**Data entries**
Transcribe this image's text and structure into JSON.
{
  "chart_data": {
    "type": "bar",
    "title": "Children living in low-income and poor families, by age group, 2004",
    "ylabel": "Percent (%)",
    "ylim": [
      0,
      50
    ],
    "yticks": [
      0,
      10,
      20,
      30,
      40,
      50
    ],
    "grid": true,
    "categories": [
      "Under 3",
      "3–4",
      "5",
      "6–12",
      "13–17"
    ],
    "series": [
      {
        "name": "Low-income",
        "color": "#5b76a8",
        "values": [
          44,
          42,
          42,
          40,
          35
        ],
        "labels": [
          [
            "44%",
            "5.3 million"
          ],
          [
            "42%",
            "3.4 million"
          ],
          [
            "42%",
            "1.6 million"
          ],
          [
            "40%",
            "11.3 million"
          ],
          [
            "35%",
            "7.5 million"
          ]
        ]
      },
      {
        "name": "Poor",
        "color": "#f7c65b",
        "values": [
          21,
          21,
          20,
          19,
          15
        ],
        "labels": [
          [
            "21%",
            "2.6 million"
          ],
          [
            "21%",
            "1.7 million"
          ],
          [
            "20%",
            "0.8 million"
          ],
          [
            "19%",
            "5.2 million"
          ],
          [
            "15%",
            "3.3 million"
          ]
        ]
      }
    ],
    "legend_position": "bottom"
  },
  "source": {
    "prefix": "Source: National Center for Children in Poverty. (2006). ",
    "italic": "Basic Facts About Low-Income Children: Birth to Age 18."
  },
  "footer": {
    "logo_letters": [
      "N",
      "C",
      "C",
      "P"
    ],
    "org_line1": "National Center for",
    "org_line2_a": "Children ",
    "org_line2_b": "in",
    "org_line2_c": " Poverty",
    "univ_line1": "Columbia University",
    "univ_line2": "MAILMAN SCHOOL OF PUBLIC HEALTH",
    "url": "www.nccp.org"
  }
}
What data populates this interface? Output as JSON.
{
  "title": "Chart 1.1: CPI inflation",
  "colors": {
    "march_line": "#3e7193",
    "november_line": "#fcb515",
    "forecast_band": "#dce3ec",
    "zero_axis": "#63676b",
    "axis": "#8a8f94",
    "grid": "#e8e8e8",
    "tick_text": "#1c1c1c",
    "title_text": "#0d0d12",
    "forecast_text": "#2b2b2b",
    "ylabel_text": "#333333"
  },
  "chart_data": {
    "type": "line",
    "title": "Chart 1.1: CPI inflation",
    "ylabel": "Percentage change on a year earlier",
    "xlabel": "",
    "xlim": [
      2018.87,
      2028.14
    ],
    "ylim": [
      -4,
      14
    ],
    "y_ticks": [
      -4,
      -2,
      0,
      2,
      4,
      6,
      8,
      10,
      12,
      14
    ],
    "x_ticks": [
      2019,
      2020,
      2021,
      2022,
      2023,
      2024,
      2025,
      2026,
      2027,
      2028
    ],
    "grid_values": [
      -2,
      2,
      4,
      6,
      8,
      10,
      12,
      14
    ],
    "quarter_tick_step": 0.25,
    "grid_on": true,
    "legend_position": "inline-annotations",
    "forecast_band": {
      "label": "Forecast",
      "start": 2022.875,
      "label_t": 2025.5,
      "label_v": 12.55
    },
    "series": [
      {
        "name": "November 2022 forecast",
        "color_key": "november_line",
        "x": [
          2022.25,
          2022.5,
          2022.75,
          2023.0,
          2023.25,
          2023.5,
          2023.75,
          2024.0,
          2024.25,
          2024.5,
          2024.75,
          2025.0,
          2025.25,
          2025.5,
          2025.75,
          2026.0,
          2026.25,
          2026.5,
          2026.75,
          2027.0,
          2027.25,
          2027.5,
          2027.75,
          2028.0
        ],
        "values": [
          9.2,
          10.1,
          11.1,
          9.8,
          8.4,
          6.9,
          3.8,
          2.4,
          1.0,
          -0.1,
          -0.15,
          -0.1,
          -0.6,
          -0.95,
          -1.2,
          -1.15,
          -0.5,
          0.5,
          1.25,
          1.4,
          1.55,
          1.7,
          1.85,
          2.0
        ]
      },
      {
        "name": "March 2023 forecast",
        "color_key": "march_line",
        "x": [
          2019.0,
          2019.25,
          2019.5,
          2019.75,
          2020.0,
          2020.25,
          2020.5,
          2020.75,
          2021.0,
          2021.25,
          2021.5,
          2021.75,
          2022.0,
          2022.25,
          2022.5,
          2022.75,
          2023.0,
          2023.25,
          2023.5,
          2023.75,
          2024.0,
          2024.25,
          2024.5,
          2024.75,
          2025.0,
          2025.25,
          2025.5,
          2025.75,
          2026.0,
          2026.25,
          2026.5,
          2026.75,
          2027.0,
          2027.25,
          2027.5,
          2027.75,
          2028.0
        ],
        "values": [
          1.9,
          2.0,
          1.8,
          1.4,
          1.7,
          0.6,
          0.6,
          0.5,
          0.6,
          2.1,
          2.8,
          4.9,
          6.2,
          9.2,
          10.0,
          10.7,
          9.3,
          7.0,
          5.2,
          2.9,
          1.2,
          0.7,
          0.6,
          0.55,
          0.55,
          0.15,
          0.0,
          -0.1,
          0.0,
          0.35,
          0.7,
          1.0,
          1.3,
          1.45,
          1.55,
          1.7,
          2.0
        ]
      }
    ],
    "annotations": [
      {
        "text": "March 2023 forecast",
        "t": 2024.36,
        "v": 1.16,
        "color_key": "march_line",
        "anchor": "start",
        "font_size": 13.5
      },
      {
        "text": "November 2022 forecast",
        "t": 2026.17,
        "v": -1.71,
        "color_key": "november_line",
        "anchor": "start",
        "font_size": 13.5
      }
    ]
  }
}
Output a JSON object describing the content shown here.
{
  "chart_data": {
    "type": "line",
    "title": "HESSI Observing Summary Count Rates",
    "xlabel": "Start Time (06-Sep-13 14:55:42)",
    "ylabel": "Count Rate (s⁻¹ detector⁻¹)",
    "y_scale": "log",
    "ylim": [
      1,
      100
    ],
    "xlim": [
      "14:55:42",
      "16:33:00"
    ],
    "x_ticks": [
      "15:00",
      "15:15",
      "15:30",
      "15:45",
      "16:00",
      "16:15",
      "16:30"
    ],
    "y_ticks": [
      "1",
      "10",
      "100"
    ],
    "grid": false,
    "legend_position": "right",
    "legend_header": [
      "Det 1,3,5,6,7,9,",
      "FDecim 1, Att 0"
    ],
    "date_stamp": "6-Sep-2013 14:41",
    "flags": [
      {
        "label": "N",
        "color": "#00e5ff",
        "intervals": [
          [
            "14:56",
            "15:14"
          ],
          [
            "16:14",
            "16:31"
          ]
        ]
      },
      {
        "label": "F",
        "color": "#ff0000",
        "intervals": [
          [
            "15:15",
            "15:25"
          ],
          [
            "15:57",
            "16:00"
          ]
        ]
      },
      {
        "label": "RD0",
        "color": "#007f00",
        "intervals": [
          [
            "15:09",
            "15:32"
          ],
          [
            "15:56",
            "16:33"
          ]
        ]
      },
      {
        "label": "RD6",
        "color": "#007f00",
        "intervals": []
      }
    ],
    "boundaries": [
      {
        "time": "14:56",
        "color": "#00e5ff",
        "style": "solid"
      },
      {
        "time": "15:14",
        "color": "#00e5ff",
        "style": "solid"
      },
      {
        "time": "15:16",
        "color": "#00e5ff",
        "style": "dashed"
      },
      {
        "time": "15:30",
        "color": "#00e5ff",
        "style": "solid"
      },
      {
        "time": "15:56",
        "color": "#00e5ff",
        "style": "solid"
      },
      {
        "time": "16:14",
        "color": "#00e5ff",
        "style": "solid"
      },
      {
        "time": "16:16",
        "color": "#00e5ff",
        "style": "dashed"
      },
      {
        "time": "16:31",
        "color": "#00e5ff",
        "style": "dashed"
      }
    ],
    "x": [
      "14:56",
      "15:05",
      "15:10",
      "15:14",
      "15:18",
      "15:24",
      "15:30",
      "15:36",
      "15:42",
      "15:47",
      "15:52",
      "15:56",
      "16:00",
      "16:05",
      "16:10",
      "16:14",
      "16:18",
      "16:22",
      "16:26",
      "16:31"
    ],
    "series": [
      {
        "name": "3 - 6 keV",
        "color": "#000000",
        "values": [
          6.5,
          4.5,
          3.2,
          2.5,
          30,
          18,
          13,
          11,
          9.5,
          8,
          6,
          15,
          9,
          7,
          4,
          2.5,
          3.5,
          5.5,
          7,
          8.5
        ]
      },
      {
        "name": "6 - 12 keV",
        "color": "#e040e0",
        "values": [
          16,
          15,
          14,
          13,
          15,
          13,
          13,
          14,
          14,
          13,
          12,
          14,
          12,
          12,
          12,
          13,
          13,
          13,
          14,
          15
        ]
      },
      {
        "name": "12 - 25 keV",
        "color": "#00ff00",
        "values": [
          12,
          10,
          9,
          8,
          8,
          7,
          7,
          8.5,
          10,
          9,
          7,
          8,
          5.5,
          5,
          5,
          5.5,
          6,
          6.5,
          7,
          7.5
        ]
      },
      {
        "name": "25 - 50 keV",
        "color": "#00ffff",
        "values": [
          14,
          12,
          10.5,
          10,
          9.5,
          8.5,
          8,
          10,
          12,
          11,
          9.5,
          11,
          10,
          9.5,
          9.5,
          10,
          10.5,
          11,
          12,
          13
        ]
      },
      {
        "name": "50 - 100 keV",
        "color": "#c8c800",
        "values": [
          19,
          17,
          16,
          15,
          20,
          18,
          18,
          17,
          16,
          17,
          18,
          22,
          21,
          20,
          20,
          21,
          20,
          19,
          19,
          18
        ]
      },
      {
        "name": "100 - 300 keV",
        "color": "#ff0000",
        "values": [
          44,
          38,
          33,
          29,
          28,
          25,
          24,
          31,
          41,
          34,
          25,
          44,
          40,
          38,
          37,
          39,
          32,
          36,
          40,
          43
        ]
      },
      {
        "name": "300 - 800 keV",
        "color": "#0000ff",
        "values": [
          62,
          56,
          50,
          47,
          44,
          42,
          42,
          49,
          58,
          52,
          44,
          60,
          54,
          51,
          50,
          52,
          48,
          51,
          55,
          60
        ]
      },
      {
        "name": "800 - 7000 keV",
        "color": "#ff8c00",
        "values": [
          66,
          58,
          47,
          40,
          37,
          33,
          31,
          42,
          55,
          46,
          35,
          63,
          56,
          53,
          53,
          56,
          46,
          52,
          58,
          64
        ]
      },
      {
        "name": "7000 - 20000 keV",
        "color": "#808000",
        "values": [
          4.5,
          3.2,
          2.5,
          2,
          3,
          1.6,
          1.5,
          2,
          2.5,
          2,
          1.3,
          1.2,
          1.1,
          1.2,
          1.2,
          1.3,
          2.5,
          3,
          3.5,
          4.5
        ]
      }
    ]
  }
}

**OBJECTIVE**
Take each line of the material that contains the word "Center" and list it.

**SOLVED PROBLEM**
    "prefix": "Source: National Center for Children in Poverty. (2006). ",
    "org_line1": "National Center for",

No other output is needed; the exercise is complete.